>>>
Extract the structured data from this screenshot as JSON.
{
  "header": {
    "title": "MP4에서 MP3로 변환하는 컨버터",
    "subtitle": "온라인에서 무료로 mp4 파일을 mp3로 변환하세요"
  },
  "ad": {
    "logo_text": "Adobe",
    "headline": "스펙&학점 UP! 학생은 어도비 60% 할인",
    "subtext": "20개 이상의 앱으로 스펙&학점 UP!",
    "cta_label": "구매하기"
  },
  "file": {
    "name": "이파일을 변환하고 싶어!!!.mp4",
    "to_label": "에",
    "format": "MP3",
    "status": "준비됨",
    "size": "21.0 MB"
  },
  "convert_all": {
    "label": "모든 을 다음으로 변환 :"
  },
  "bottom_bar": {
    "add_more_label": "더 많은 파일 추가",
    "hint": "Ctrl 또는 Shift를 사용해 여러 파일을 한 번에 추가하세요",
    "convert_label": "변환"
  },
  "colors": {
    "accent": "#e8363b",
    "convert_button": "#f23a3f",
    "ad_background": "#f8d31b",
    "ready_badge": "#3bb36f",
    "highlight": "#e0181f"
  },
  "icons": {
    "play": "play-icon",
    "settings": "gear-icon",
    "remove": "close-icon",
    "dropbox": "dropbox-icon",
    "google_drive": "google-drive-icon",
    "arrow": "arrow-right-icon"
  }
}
<<<
▶ **Work to complete**:
All the data must be duplicated exactly, with nothing added or removed.

▶ **Written answer**:
Extract the structured data from this screenshot as JSON.
{
  "header": {
    "title": "MP4에서 MP3로 변환하는 컨버터",
    "subtitle": "온라인에서 무료로 mp4 파일을 mp3로 변환하세요"
  },
  "ad": {
    "logo_text": "Adobe",
    "headline": "스펙&학점 UP! 학생은 어도비 60% 할인",
    "subtext": "20개 이상의 앱으로 스펙&학점 UP!",
    "cta_label": "구매하기"
  },
  "file": {
    "name": "이파일을 변환하고 싶어!!!.mp4",
    "to_label": "에",
    "format": "MP3",
    "status": "준비됨",
    "size": "21.0 MB"
  },
  "convert_all": {
    "label": "모든 을 다음으로 변환 :"
  },
  "bottom_bar": {
    "add_more_label": "더 많은 파일 추가",
    "hint": "Ctrl 또는 Shift를 사용해 여러 파일을 한 번에 추가하세요",
    "convert_label": "변환"
  },
  "colors": {
    "accent": "#e8363b",
    "convert_button": "#f23a3f",
    "ad_background": "#f8d31b",
    "ready_badge": "#3bb36f",
    "highlight": "#e0181f"
  },
  "icons": {
    "play": "play-icon",
    "settings": "gear-icon",
    "remove": "close-icon",
    "dropbox": "dropbox-icon",
    "google_drive": "google-drive-icon",
    "arrow": "arrow-right-icon"
  }
}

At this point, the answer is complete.